### [Your instructions]
Leave the pictures out. Return all other data exactly.

### [Listing]
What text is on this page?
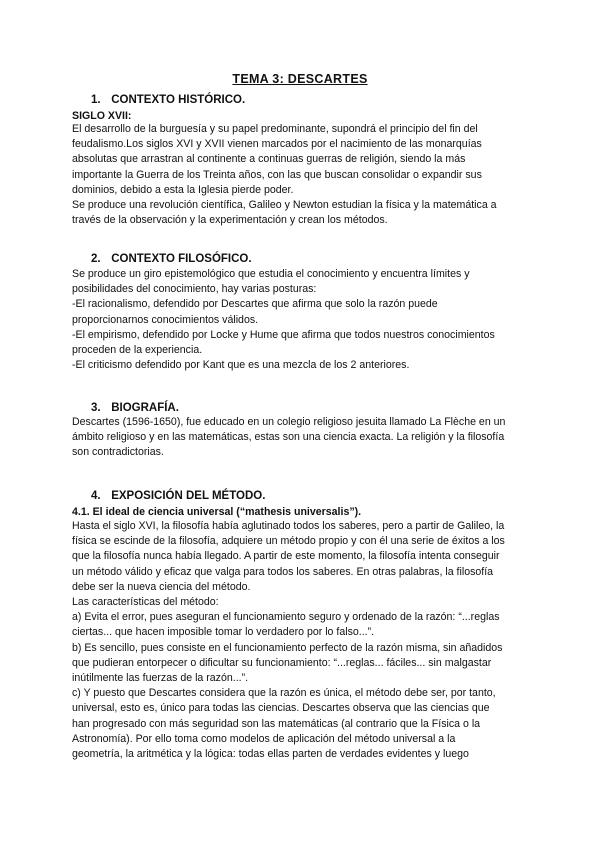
TEMA 3: DESCARTES
1. CONTEXTO HISTÓRICO.
SIGLO XVII:

El desarrollo de la burguesía y su papel predominante, supondrá el principio del fin del

feudalismo.Los siglos XVI y XVII vienen marcados por el nacimiento de las monarquías

absolutas que arrastran al continente a continuas guerras de religión, siendo la más

importante la Guerra de los Treinta años, con las que buscan consolidar o expandir sus

dominios, debido a esta la Iglesia pierde poder.

Se produce una revolución científica, Galileo y Newton estudian la física y la matemática a

través de la observación y la experimentación y crean los métodos.

2. CONTEXTO FILOSÓFICO.

Se produce un giro epistemológico que estudia el conocimiento y encuentra límites y

posibilidades del conocimiento, hay varias posturas:

-El racionalismo, defendido por Descartes que afirma que solo la razón puede

proporcionarnos conocimientos válidos.

-El empirismo, defendido por Locke y Hume que afirma que todos nuestros conocimientos

proceden de la experiencia.

-El criticismo defendido por Kant que es una mezcla de los 2 anteriores.

3. BIOGRAFÍA.

Descartes (1596-1650), fue educado en un colegio religioso jesuita llamado La Flèche en un

ámbito religioso y en las matemáticas, estas son una ciencia exacta. La religión y la filosofía

son contradictorias.

4. EXPOSICIÓN DEL MÉTODO.
4.1. El ideal de ciencia universal (“mathesis universalis”).

Hasta el siglo XVI, la filosofía había aglutinado todos los saberes, pero a partir de Galileo, la

física se escinde de la filosofía, adquiere un método propio y con él una serie de éxitos a los

que la filosofía nunca había llegado. A partir de este momento, la filosofía intenta conseguir

un método válido y eficaz que valga para todos los saberes. En otras palabras, la filosofía

debe ser la nueva ciencia del método.

Las características del método:

a) Evita el error, pues aseguran el funcionamiento seguro y ordenado de la razón: “...reglas

ciertas... que hacen imposible tomar lo verdadero por lo falso...”.

b) Es sencillo, pues consiste en el funcionamiento perfecto de la razón misma, sin añadidos

que pudieran entorpecer o dificultar su funcionamiento: “...reglas... fáciles... sin malgastar

inútilmente las fuerzas de la razón...”.

c) Y puesto que Descartes considera que la razón es única, el método debe ser, por tanto,

universal, esto es, único para todas las ciencias. Descartes observa que las ciencias que

han progresado con más seguridad son las matemáticas (al contrario que la Física o la

Astronomía). Por ello toma como modelos de aplicación del método universal a la

geometría, la aritmética y la lógica: todas ellas parten de verdades evidentes y luego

### [Reply]
What text is on this page?
TEMA 3: DESCARTES
1. CONTEXTO HISTÓRICO.
SIGLO XVII:

El desarrollo de la burguesía y su papel predominante, supondrá el principio del fin del

feudalismo.Los siglos XVI y XVII vienen marcados por el nacimiento de las monarquías

absolutas que arrastran al continente a continuas guerras de religión, siendo la más

importante la Guerra de los Treinta años, con las que buscan consolidar o expandir sus

dominios, debido a esta la Iglesia pierde poder.

Se produce una revolución científica, Galileo y Newton estudian la física y la matemática a

través de la observación y la experimentación y crean los métodos.

2. CONTEXTO FILOSÓFICO.

Se produce un giro epistemológico que estudia el conocimiento y encuentra límites y

posibilidades del conocimiento, hay varias posturas:

-El racionalismo, defendido por Descartes que afirma que solo la razón puede

proporcionarnos conocimientos válidos.

-El empirismo, defendido por Locke y Hume que afirma que todos nuestros conocimientos

proceden de la experiencia.

-El criticismo defendido por Kant que es una mezcla de los 2 anteriores.

3. BIOGRAFÍA.

Descartes (1596-1650), fue educado en un colegio religioso jesuita llamado La Flèche en un

ámbito religioso y en las matemáticas, estas son una ciencia exacta. La religión y la filosofía

son contradictorias.

4. EXPOSICIÓN DEL MÉTODO.
4.1. El ideal de ciencia universal (“mathesis universalis”).

Hasta el siglo XVI, la filosofía había aglutinado todos los saberes, pero a partir de Galileo, la

física se escinde de la filosofía, adquiere un método propio y con él una serie de éxitos a los

que la filosofía nunca había llegado. A partir de este momento, la filosofía intenta conseguir

un método válido y eficaz que valga para todos los saberes. En otras palabras, la filosofía

debe ser la nueva ciencia del método.

Las características del método:

a) Evita el error, pues aseguran el funcionamiento seguro y ordenado de la razón: “...reglas

ciertas... que hacen imposible tomar lo verdadero por lo falso...”.

b) Es sencillo, pues consiste en el funcionamiento perfecto de la razón misma, sin añadidos

que pudieran entorpecer o dificultar su funcionamiento: “...reglas... fáciles... sin malgastar

inútilmente las fuerzas de la razón...”.

c) Y puesto que Descartes considera que la razón es única, el método debe ser, por tanto,

universal, esto es, único para todas las ciencias. Descartes observa que las ciencias que

han progresado con más seguridad son las matemáticas (al contrario que la Física o la

Astronomía). Por ello toma como modelos de aplicación del método universal a la

geometría, la aritmética y la lógica: todas ellas parten de verdades evidentes y luego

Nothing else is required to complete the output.